**Aim of the exercise**. Transcribe every entry word for word, but skip the images.

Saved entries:
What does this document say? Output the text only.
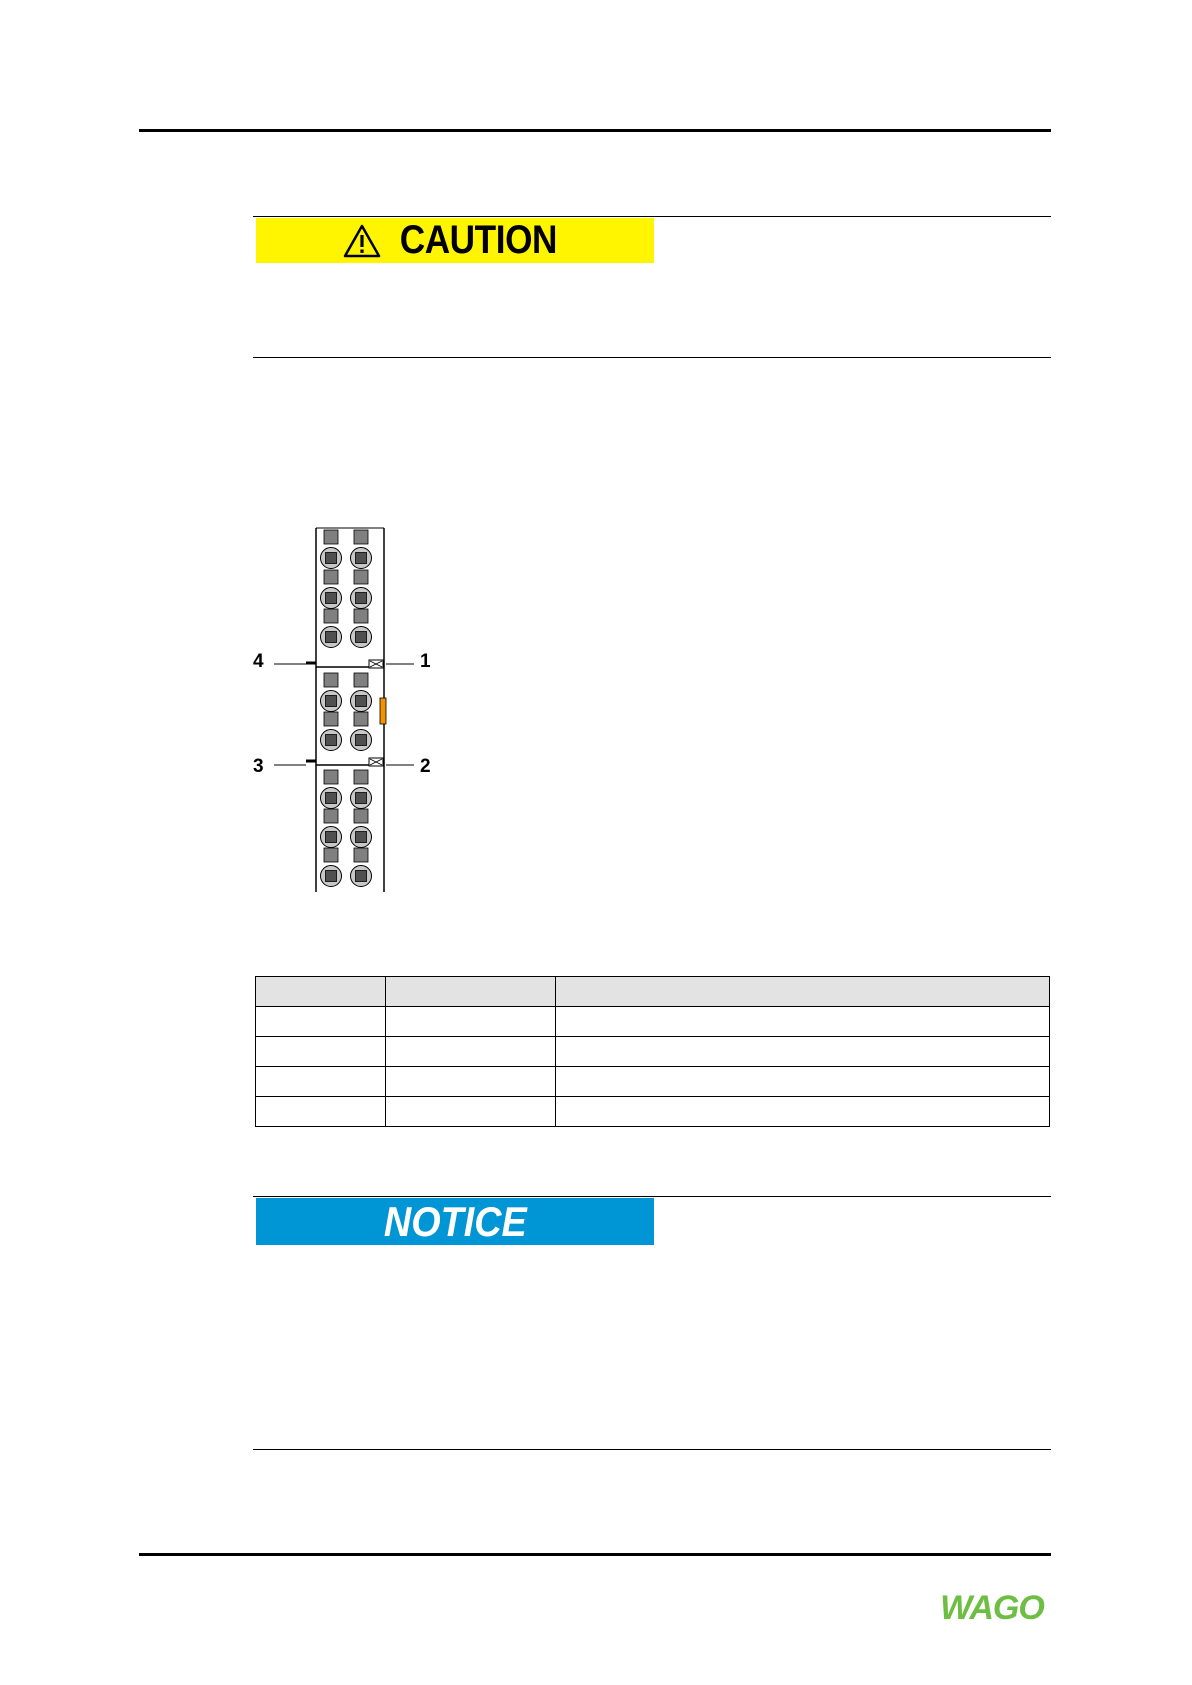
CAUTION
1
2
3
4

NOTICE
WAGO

**Task solution**.
What does this document say? Output the text only.
CAUTION
1
2
3
4

NOTICE
WAGO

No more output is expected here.